• _GIVEN DATA_
=-=-=
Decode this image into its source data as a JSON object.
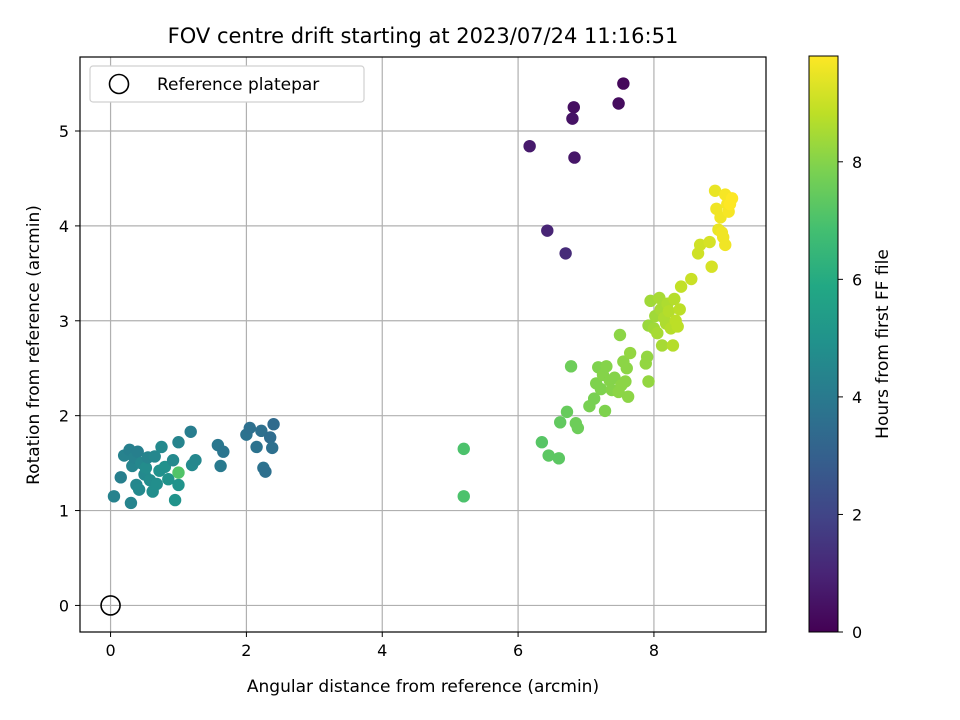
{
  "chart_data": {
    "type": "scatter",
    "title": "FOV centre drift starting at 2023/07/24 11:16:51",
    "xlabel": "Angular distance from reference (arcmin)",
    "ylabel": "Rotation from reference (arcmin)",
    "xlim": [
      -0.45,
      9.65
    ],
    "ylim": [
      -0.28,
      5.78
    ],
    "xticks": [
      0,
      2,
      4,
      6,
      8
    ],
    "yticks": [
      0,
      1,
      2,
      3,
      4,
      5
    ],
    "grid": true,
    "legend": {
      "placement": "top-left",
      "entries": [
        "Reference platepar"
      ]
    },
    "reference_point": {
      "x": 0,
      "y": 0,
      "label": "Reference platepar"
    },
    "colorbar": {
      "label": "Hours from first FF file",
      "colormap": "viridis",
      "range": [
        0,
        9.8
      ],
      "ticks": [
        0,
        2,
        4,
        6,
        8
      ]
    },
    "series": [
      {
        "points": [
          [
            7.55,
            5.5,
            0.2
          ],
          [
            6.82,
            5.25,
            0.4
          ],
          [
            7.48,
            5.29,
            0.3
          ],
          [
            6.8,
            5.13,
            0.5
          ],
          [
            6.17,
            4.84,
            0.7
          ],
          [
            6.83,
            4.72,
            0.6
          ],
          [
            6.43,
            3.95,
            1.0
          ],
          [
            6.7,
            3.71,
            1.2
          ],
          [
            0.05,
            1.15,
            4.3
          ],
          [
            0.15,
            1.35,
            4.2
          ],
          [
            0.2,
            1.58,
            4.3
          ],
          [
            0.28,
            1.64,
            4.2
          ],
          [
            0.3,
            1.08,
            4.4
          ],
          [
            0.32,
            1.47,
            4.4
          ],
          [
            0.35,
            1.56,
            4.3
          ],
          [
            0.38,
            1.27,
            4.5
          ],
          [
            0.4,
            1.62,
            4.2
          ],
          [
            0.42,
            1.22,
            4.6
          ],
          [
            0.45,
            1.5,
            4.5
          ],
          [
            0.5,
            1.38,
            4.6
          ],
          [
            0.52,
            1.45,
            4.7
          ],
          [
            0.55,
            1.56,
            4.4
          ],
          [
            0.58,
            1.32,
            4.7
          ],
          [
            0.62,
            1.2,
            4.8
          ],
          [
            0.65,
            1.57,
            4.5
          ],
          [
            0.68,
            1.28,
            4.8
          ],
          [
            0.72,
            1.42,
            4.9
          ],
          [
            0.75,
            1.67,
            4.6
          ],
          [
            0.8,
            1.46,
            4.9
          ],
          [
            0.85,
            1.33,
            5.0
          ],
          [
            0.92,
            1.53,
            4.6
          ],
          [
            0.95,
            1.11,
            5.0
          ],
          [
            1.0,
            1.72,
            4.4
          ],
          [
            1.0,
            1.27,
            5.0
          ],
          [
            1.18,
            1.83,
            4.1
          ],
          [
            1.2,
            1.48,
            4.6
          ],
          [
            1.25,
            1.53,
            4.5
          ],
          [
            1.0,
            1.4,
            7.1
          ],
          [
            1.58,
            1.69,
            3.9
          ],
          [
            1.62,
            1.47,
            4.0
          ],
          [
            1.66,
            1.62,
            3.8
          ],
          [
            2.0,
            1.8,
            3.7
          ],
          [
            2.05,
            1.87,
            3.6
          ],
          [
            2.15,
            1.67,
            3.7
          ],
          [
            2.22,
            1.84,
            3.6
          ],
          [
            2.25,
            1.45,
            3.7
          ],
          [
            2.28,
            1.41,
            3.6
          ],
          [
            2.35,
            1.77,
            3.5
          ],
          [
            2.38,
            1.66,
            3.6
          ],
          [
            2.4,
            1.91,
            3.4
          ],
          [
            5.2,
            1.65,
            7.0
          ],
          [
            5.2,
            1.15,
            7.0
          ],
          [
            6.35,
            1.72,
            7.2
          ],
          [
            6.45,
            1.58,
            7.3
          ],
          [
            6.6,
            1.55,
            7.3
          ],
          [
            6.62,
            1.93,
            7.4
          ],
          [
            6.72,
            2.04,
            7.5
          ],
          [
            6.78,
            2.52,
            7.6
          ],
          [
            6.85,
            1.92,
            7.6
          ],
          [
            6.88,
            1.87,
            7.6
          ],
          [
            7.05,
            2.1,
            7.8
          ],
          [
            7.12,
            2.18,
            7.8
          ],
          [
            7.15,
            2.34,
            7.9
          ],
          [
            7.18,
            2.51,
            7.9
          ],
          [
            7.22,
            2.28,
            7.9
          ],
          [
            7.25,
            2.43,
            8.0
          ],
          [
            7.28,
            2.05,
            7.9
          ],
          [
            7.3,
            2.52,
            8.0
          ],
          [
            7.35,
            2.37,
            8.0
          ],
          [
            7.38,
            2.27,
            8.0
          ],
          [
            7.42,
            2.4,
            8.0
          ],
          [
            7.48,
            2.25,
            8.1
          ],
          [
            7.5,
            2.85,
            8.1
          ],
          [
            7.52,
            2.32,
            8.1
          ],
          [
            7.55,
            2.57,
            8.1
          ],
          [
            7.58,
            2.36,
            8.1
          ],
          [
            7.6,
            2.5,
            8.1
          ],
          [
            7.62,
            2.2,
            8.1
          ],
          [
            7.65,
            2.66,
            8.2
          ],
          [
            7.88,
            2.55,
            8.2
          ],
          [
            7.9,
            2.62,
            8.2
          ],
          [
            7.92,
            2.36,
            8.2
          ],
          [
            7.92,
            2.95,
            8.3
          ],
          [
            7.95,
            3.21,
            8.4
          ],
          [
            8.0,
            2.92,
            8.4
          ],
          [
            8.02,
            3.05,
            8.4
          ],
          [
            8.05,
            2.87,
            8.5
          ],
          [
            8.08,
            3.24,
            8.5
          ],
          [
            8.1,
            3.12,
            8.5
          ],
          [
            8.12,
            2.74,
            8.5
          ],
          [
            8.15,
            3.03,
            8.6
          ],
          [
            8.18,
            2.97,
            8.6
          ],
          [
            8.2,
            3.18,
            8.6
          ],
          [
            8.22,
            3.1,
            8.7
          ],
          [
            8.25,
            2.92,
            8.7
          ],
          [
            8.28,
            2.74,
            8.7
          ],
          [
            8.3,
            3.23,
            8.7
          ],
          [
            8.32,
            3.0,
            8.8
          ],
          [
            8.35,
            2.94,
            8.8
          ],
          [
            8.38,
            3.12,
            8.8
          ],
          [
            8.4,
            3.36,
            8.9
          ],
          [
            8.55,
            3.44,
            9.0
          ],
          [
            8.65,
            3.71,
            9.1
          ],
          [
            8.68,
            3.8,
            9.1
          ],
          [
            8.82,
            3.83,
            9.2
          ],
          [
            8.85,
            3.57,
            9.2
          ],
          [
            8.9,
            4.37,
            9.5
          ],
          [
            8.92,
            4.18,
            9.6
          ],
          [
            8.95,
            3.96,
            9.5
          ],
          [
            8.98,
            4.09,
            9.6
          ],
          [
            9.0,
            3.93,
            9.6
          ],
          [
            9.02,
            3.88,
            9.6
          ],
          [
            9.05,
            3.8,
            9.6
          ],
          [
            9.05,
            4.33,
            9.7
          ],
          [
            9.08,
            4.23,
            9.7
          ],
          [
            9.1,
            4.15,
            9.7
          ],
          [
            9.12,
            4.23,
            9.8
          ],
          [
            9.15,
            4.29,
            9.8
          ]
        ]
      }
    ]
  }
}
=-=-=
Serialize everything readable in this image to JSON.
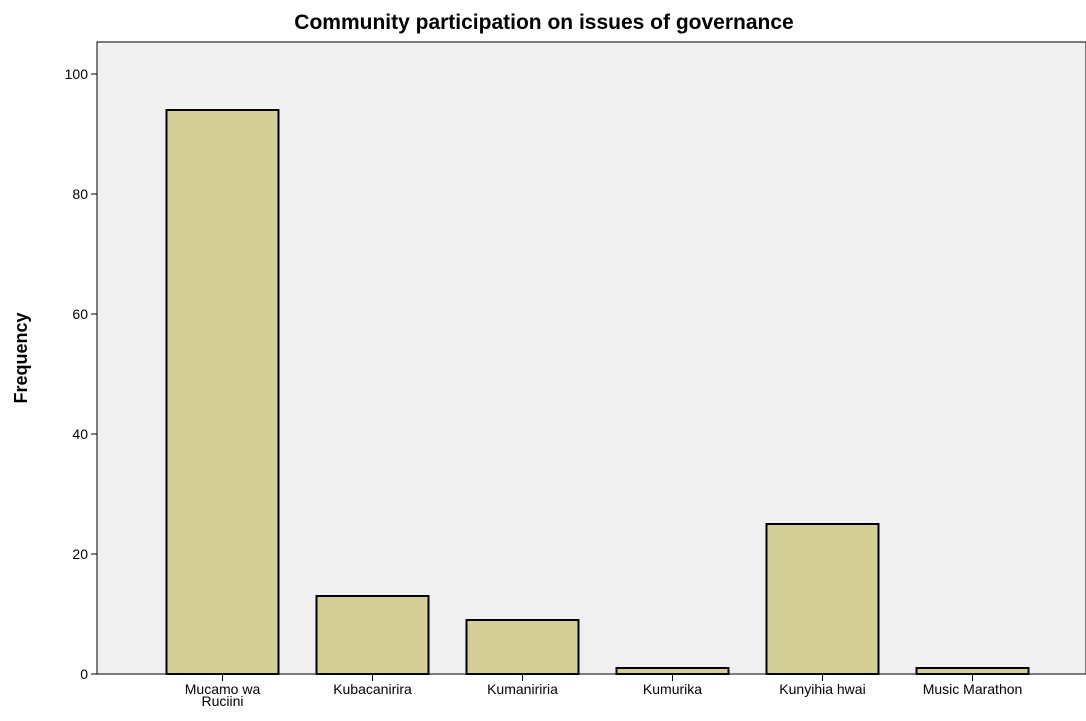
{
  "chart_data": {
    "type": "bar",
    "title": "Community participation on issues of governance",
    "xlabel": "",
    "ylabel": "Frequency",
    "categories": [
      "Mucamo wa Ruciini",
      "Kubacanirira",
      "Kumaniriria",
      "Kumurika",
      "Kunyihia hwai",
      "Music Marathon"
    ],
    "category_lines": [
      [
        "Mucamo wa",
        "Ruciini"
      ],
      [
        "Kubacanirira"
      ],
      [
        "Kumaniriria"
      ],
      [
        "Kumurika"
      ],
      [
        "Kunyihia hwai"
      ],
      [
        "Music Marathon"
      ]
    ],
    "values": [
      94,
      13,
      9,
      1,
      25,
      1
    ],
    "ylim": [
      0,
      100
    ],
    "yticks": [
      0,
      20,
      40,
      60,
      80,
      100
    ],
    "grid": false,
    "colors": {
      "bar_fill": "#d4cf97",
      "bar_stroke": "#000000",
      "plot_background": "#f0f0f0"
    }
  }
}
=-=-=
• _WRITTEN PROBLEM_
Check each line of these records for the string "from" and state only how many lines have it.

• _CORRECT ANSWER_
3